◆ Work to be completed:
Extract every line that includes the string "rocks".

[Dataset entries]
· · · ·
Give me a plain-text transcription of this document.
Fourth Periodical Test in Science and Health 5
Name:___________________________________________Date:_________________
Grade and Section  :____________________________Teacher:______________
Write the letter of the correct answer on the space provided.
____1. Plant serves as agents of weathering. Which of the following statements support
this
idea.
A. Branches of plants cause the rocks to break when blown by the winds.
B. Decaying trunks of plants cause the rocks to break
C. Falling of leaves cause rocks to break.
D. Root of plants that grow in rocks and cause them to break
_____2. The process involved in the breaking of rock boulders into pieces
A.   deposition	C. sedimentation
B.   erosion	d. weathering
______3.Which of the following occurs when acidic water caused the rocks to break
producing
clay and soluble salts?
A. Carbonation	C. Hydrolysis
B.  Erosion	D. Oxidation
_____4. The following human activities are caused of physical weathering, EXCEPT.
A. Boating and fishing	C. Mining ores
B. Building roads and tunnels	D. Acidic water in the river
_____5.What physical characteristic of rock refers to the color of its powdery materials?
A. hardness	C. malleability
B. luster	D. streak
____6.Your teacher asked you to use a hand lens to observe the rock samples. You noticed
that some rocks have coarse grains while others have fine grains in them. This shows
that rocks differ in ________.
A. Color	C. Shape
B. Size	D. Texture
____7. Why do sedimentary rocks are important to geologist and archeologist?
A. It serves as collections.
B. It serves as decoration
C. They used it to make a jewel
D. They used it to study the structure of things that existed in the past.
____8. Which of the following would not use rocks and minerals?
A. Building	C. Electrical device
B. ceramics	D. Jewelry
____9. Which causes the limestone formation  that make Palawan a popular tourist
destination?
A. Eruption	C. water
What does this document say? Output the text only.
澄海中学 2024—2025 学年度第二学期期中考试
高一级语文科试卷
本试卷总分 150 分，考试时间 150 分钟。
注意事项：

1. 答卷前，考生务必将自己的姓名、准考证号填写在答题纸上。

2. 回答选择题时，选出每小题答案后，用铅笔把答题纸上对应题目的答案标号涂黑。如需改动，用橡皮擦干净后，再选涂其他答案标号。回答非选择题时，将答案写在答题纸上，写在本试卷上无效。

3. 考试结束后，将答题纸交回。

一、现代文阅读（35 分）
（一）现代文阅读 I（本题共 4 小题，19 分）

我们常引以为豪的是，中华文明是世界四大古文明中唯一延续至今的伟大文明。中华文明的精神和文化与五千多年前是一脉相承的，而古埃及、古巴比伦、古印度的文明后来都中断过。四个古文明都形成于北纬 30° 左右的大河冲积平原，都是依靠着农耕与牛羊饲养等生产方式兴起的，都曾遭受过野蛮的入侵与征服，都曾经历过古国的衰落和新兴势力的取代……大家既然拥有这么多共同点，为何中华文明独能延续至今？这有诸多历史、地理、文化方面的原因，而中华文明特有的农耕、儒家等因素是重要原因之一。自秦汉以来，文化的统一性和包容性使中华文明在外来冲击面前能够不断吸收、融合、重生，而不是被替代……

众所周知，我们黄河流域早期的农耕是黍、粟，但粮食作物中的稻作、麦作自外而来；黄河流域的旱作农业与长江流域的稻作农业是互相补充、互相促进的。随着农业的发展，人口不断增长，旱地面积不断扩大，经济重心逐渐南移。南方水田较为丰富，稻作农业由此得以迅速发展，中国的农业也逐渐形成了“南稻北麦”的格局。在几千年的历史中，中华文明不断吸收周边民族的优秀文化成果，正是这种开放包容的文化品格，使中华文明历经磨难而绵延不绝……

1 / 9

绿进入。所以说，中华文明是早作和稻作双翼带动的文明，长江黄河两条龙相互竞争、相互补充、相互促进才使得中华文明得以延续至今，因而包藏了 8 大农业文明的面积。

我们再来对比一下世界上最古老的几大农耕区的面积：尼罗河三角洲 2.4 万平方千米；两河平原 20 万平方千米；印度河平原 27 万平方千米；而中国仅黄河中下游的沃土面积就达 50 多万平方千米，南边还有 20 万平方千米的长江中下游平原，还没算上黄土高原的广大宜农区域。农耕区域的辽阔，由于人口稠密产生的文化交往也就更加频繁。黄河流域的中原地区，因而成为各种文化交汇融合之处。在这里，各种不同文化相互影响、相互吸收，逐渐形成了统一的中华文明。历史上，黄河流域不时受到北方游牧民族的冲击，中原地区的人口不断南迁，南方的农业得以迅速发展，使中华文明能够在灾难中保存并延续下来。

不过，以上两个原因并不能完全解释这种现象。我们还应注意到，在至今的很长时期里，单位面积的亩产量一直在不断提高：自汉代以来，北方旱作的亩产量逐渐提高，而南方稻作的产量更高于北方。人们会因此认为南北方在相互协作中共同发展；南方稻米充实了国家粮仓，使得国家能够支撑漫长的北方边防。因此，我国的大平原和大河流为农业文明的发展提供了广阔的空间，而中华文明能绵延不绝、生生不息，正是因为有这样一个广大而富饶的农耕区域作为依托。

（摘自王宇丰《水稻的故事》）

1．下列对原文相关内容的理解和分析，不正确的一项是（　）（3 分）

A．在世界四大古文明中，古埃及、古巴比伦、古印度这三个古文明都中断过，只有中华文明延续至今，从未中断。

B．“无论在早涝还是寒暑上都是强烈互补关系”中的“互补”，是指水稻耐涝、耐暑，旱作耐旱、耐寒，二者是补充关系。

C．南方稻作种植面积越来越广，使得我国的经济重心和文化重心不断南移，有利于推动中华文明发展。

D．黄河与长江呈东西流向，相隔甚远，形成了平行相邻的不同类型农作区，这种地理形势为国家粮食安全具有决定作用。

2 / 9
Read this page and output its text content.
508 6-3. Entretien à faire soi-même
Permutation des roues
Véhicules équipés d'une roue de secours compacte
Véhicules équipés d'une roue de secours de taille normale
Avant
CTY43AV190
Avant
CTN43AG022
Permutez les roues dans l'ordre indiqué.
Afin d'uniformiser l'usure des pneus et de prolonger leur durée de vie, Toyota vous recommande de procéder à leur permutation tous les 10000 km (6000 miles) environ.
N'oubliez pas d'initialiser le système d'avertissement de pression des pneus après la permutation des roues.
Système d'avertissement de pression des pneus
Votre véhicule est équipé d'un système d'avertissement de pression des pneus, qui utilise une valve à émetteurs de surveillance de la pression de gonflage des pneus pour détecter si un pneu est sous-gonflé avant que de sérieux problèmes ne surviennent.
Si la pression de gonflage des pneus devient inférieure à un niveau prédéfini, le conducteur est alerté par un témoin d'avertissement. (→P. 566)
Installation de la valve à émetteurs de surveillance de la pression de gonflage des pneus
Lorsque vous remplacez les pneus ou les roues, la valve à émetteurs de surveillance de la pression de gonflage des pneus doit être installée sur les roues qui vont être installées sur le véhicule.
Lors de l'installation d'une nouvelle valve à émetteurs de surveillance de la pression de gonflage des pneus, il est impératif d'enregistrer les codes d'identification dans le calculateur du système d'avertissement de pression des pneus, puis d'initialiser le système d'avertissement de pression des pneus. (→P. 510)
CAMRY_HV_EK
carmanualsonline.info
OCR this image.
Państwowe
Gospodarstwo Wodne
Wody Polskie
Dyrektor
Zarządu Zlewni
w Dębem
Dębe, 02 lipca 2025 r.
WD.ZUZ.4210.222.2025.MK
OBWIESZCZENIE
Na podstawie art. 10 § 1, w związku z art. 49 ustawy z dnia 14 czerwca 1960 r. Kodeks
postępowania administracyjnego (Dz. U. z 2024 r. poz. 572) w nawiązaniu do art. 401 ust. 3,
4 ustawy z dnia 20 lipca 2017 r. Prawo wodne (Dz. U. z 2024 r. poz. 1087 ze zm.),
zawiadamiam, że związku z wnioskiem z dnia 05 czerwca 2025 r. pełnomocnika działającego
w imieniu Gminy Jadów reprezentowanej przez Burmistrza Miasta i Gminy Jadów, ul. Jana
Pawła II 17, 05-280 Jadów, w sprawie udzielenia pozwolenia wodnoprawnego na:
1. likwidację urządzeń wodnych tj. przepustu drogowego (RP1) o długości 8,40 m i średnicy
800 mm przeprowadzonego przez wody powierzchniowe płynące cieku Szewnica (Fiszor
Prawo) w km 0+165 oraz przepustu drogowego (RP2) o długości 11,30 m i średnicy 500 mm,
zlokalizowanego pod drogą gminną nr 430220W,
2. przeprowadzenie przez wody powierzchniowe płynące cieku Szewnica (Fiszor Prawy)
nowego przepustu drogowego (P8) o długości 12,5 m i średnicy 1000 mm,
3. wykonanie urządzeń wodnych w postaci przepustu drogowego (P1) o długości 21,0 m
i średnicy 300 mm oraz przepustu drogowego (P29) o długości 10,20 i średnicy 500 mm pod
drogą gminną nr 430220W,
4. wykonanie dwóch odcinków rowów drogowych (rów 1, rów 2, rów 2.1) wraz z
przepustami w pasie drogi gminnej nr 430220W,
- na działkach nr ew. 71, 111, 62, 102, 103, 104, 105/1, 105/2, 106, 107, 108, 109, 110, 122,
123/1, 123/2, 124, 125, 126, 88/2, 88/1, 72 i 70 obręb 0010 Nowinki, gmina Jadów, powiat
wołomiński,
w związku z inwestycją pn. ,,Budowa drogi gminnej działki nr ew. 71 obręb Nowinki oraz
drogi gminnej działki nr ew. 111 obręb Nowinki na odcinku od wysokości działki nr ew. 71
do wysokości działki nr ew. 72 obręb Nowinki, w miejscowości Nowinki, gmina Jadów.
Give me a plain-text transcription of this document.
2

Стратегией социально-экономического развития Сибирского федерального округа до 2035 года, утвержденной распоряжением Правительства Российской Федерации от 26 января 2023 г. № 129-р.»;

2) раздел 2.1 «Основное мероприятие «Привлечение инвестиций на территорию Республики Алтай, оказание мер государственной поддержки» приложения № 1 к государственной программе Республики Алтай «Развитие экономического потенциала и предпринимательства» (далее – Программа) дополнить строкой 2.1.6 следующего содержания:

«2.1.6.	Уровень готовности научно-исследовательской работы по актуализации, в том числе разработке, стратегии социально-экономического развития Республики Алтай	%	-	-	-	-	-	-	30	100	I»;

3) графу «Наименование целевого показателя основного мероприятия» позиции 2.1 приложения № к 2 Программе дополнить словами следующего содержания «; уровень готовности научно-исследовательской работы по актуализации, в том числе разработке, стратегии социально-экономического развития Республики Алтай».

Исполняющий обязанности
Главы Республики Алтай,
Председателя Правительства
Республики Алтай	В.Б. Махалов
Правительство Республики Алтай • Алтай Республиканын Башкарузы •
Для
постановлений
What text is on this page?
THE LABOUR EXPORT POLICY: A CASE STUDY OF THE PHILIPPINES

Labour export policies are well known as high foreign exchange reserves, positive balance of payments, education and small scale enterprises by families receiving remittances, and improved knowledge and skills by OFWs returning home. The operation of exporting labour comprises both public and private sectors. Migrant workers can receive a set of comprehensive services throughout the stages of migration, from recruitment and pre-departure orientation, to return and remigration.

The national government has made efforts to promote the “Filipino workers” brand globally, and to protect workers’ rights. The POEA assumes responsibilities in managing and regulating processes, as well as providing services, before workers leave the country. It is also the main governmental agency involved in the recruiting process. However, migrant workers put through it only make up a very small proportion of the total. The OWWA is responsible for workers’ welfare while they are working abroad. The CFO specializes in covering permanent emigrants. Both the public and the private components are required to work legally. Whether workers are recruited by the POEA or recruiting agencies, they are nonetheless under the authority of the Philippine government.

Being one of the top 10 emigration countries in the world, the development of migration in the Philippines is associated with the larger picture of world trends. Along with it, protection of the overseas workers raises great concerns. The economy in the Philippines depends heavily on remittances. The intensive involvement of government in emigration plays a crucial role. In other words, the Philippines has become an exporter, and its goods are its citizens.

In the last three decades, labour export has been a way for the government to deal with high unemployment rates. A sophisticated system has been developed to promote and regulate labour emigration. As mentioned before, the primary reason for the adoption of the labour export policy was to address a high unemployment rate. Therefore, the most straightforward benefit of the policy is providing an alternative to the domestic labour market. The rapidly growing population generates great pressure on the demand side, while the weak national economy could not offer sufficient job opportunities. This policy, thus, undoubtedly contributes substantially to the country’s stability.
· · · ·
◆ Result of this exercise:
A. Branches of plants cause the rocks to break when blown by the winds.
B. Decaying trunks of plants cause the rocks to break
C. Falling of leaves cause rocks to break.
D. Root of plants that grow in rocks and cause them to break
______3.Which of the following occurs when acidic water caused the rocks to break
that some rocks have coarse grains while others have fine grains in them. This shows
that rocks differ in ________.
____7. Why do sedimentary rocks are important to geologist and archeologist?
____8. Which of the following would not use rocks and minerals?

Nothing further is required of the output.